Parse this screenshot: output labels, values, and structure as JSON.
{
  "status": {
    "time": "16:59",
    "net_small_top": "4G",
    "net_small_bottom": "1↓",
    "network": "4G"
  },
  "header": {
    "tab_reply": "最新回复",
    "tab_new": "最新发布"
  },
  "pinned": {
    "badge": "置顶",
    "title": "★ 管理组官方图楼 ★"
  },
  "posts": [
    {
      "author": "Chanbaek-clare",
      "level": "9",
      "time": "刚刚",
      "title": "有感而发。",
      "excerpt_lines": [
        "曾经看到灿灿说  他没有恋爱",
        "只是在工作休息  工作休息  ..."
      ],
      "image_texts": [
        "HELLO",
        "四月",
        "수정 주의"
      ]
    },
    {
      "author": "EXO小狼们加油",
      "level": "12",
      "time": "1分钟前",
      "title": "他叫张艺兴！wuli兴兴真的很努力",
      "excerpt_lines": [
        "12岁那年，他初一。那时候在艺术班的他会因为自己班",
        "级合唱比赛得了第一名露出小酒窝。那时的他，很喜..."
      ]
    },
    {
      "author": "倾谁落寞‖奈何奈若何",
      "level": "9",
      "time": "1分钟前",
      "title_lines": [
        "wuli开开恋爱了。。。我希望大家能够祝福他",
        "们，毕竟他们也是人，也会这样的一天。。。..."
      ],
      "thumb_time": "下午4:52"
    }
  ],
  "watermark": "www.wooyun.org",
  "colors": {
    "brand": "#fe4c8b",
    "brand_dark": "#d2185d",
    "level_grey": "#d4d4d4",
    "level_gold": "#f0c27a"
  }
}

####################

Extract every line above exactly as it stands.

Parse this screenshot: output labels, values, and structure as JSON.
{
  "status": {
    "time": "16:59",
    "net_small_top": "4G",
    "net_small_bottom": "1↓",
    "network": "4G"
  },
  "header": {
    "tab_reply": "最新回复",
    "tab_new": "最新发布"
  },
  "pinned": {
    "badge": "置顶",
    "title": "★ 管理组官方图楼 ★"
  },
  "posts": [
    {
      "author": "Chanbaek-clare",
      "level": "9",
      "time": "刚刚",
      "title": "有感而发。",
      "excerpt_lines": [
        "曾经看到灿灿说  他没有恋爱",
        "只是在工作休息  工作休息  ..."
      ],
      "image_texts": [
        "HELLO",
        "四月",
        "수정 주의"
      ]
    },
    {
      "author": "EXO小狼们加油",
      "level": "12",
      "time": "1分钟前",
      "title": "他叫张艺兴！wuli兴兴真的很努力",
      "excerpt_lines": [
        "12岁那年，他初一。那时候在艺术班的他会因为自己班",
        "级合唱比赛得了第一名露出小酒窝。那时的他，很喜..."
      ]
    },
    {
      "author": "倾谁落寞‖奈何奈若何",
      "level": "9",
      "time": "1分钟前",
      "title_lines": [
        "wuli开开恋爱了。。。我希望大家能够祝福他",
        "们，毕竟他们也是人，也会这样的一天。。。..."
      ],
      "thumb_time": "下午4:52"
    }
  ],
  "watermark": "www.wooyun.org",
  "colors": {
    "brand": "#fe4c8b",
    "brand_dark": "#d2185d",
    "level_grey": "#d4d4d4",
    "level_gold": "#f0c27a"
  }
}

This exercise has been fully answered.